What is needed: Transcribe the material in full. Nothing should differ except that the pictures are left out.

···

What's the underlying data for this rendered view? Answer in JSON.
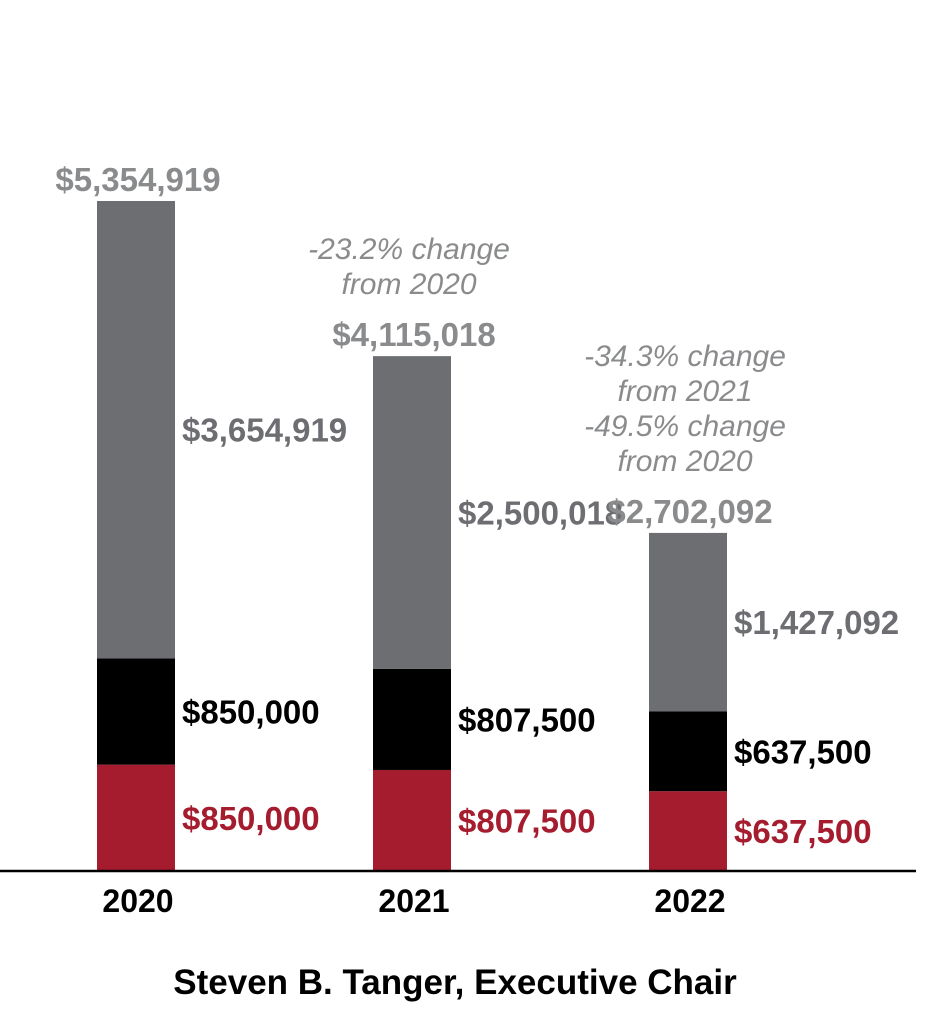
{
  "chart_data": {
    "type": "bar",
    "stacked": true,
    "title": "Steven B. Tanger, Executive Chair",
    "categories": [
      "2020",
      "2021",
      "2022"
    ],
    "series": [
      {
        "values": [
          850000,
          807500,
          637500
        ],
        "labels": [
          "$850,000",
          "$807,500",
          "$637,500"
        ],
        "color": "#a51c2e"
      },
      {
        "values": [
          850000,
          807500,
          637500
        ],
        "labels": [
          "$850,000",
          "$807,500",
          "$637,500"
        ],
        "color": "#000000"
      },
      {
        "values": [
          3654919,
          2500018,
          1427092
        ],
        "labels": [
          "$3,654,919",
          "$2,500,018",
          "$1,427,092"
        ],
        "color": "#6d6e71"
      }
    ],
    "totals": [
      5354919,
      4115018,
      2702092
    ],
    "total_labels": [
      "$5,354,919",
      "$4,115,018",
      "$2,702,092"
    ],
    "annotations": [
      [],
      [
        "-23.2% change",
        "from 2020"
      ],
      [
        "-34.3% change",
        "from 2021",
        "-49.5% change",
        "from 2020"
      ]
    ],
    "colors": {
      "total_label": "#8a8b8d",
      "annotation": "#8a8b8d"
    }
  }
}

···

Task solution:
What's the underlying data for this rendered view? Answer in JSON.
{
  "chart_data": {
    "type": "bar",
    "stacked": true,
    "title": "Steven B. Tanger, Executive Chair",
    "categories": [
      "2020",
      "2021",
      "2022"
    ],
    "series": [
      {
        "values": [
          850000,
          807500,
          637500
        ],
        "labels": [
          "$850,000",
          "$807,500",
          "$637,500"
        ],
        "color": "#a51c2e"
      },
      {
        "values": [
          850000,
          807500,
          637500
        ],
        "labels": [
          "$850,000",
          "$807,500",
          "$637,500"
        ],
        "color": "#000000"
      },
      {
        "values": [
          3654919,
          2500018,
          1427092
        ],
        "labels": [
          "$3,654,919",
          "$2,500,018",
          "$1,427,092"
        ],
        "color": "#6d6e71"
      }
    ],
    "totals": [
      5354919,
      4115018,
      2702092
    ],
    "total_labels": [
      "$5,354,919",
      "$4,115,018",
      "$2,702,092"
    ],
    "annotations": [
      [],
      [
        "-23.2% change",
        "from 2020"
      ],
      [
        "-34.3% change",
        "from 2021",
        "-49.5% change",
        "from 2020"
      ]
    ],
    "colors": {
      "total_label": "#8a8b8d",
      "annotation": "#8a8b8d"
    }
  }
}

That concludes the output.